> EXERCISE TASK: Pick out the lines below with "using" and list them.

> DATASET:
──────────────────────────────
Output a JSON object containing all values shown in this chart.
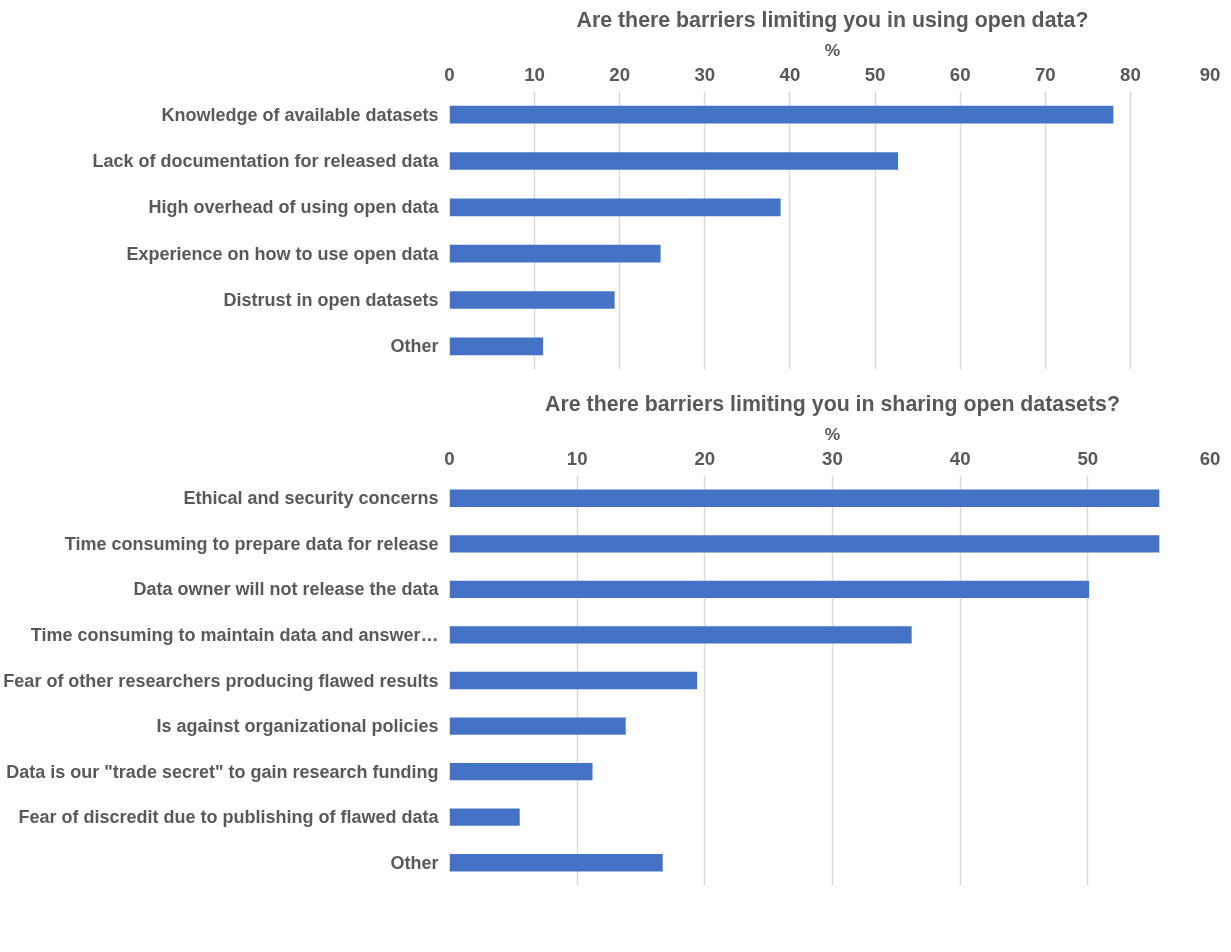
{
  "chart_data": [
    {
      "type": "bar",
      "orientation": "horizontal",
      "title": "Are there barriers limiting you in using open data?",
      "xlabel": "%",
      "categories": [
        "Knowledge of available datasets",
        "Lack of documentation for released data",
        "High overhead of using open data",
        "Experience on how to use open data",
        "Distrust in open datasets",
        "Other"
      ],
      "series": [
        {
          "color": "#4472c4",
          "values": [
            78,
            52.7,
            38.9,
            24.8,
            19.4,
            11
          ]
        }
      ],
      "xlim": [
        0,
        90
      ],
      "xticks": [
        0,
        10,
        20,
        30,
        40,
        50,
        60,
        70,
        80,
        90
      ],
      "grid": "x"
    },
    {
      "type": "bar",
      "orientation": "horizontal",
      "title": "Are there barriers limiting you in sharing open datasets?",
      "xlabel": "%",
      "categories": [
        "Ethical and security concerns",
        "Time consuming to prepare data for release",
        "Data owner will not release the data",
        "Time consuming to maintain data and answer…",
        "Fear of other researchers producing flawed results",
        "Is against organizational policies",
        "Data is our \"trade secret\" to gain research funding",
        "Fear of discredit due to publishing of flawed data",
        "Other"
      ],
      "series": [
        {
          "color": "#4472c4",
          "values": [
            55.6,
            55.6,
            50.1,
            36.2,
            19.4,
            13.8,
            11.2,
            5.5,
            16.7
          ]
        }
      ],
      "xlim": [
        0,
        60
      ],
      "xticks": [
        0,
        10,
        20,
        30,
        40,
        50,
        60
      ],
      "grid": "x"
    }
  ]
}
──────────────────────────────
> SOLVED EXERCISE:
      "title": "Are there barriers limiting you in using open data?",
        "High overhead of using open data",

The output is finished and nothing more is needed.